=== To do ===
Select the lines that hold the word "this" and copy each one.

----------

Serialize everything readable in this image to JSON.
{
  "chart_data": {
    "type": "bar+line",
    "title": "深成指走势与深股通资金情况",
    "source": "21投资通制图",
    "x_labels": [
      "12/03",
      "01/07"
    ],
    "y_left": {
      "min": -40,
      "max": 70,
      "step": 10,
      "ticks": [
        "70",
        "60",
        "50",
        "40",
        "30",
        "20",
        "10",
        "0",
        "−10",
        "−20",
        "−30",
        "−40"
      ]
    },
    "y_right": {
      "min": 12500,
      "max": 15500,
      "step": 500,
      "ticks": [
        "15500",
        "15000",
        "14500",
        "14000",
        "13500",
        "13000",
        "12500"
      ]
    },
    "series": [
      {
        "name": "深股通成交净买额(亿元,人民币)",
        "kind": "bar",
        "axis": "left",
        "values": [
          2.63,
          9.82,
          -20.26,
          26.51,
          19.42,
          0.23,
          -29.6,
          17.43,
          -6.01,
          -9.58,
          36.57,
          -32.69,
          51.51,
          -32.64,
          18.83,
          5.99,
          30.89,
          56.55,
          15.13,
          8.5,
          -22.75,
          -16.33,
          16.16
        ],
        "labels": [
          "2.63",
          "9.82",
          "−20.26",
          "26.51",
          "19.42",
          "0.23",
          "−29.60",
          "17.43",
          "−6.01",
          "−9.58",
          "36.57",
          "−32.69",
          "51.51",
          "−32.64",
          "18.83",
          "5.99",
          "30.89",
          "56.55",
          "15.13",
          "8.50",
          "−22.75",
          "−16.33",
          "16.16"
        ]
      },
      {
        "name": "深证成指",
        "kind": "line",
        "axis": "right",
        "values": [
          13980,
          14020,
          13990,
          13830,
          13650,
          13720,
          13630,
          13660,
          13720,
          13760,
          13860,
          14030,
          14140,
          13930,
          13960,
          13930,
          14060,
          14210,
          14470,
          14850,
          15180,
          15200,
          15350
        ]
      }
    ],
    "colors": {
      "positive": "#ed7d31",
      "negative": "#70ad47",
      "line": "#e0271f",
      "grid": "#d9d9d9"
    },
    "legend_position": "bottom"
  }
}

----------

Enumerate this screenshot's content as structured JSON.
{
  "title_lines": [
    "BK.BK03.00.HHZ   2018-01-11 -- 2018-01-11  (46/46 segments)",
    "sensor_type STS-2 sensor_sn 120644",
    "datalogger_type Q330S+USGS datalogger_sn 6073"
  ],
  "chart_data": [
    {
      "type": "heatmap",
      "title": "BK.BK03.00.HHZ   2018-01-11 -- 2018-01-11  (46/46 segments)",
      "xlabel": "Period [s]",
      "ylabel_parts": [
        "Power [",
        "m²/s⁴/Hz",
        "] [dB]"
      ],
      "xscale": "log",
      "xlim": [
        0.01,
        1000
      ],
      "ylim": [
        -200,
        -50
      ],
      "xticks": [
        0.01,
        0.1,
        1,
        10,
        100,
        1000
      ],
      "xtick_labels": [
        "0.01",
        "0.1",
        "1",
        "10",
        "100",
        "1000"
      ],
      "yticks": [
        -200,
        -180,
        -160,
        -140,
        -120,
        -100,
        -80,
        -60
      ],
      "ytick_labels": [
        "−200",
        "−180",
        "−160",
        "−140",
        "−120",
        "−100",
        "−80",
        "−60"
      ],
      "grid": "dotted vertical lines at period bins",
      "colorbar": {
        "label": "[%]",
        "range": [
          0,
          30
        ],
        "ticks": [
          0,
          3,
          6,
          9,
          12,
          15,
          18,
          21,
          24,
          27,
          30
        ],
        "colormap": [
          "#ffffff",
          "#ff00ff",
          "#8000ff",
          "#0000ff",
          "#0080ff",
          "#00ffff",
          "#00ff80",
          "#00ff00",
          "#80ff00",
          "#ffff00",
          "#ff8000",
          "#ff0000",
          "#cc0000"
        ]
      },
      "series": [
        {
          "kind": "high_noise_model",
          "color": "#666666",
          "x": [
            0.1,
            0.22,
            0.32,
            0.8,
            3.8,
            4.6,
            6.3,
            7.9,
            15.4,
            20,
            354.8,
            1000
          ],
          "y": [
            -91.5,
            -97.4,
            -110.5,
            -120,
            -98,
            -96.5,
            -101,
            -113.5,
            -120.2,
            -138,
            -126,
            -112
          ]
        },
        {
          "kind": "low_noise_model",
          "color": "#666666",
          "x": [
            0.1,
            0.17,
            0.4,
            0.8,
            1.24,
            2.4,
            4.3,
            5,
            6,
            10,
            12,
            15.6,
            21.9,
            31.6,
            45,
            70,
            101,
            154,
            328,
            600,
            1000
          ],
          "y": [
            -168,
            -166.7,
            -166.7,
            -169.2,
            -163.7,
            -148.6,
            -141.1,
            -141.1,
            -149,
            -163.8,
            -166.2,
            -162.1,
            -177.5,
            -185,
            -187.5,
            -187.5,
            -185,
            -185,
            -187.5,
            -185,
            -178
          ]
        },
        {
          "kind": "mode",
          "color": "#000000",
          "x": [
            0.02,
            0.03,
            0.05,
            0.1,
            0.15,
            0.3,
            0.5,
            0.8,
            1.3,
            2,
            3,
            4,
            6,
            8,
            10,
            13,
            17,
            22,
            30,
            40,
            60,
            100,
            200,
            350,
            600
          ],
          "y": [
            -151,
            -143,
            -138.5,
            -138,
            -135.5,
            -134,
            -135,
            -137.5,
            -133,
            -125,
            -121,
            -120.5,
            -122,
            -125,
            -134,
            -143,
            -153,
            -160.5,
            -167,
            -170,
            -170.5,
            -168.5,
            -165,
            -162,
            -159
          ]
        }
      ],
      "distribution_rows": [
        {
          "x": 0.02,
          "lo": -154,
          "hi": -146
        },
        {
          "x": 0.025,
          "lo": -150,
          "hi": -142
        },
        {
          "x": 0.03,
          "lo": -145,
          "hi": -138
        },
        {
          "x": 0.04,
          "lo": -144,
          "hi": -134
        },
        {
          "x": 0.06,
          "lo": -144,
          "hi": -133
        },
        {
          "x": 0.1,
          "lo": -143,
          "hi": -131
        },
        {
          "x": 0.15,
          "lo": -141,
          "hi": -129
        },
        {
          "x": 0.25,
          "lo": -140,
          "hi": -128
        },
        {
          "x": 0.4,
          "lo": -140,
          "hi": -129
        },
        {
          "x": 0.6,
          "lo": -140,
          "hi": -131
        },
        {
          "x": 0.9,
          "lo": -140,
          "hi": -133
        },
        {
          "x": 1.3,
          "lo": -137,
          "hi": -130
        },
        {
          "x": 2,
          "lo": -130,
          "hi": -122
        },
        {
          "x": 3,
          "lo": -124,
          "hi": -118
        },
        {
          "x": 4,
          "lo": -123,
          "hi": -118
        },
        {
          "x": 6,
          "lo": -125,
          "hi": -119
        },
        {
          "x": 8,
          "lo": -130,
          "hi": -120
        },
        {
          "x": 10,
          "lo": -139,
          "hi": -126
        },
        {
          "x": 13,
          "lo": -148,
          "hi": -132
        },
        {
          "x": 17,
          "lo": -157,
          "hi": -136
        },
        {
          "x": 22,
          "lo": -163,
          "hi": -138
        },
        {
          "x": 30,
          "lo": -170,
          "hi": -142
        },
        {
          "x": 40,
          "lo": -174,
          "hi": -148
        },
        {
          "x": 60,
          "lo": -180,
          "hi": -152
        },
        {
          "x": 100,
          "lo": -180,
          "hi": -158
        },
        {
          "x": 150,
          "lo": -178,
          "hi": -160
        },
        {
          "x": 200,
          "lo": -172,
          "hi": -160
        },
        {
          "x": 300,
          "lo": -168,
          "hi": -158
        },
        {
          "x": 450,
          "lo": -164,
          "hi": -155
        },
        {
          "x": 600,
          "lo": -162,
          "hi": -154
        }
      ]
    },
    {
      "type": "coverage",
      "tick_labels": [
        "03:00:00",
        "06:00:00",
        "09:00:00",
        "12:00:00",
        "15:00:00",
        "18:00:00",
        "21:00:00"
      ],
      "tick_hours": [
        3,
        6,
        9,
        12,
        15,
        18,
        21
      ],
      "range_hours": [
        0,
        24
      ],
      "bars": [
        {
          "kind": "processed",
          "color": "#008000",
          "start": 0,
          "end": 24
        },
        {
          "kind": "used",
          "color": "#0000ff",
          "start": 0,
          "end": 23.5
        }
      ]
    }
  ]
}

----------

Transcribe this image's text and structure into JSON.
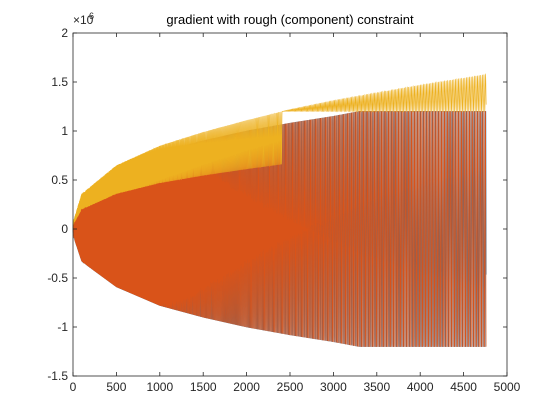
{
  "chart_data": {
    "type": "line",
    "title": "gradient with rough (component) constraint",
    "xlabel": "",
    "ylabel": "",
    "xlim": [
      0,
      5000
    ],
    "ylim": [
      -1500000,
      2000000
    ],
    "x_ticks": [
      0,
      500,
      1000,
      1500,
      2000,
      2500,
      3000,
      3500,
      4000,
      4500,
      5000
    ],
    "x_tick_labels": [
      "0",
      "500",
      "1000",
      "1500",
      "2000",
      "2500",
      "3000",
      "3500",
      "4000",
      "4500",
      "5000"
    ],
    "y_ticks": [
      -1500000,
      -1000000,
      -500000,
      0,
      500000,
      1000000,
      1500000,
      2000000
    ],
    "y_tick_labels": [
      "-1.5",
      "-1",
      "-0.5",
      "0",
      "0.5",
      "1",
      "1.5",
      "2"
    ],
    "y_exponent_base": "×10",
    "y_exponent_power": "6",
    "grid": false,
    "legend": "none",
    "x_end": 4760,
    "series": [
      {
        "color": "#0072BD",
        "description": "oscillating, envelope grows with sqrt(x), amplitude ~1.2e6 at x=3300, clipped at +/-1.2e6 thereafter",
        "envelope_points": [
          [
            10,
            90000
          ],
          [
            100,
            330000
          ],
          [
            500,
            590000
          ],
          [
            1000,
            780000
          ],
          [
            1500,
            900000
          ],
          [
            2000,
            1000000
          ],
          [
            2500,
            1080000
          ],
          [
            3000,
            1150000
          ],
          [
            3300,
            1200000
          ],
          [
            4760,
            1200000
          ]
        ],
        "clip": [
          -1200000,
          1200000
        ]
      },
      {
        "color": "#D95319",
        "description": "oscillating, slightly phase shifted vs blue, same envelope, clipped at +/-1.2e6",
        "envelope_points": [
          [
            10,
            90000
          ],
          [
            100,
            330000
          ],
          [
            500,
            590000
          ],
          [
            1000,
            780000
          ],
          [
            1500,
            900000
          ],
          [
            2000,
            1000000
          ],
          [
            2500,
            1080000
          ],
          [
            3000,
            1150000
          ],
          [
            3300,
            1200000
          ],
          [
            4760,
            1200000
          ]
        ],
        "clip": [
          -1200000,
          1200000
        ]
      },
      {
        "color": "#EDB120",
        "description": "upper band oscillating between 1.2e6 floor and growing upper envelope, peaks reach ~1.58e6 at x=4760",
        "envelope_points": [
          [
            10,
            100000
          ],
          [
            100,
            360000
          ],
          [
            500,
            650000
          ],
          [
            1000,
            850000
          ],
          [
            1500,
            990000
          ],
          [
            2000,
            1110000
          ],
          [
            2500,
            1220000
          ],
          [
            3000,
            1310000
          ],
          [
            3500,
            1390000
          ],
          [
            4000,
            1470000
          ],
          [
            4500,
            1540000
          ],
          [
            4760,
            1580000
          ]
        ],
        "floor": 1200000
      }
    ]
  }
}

----------

=== Exercise output ===
Serialize everything readable in this image to JSON.
Enumerate this screenshot's content as structured JSON.
Transcribe this image's text and structure into JSON.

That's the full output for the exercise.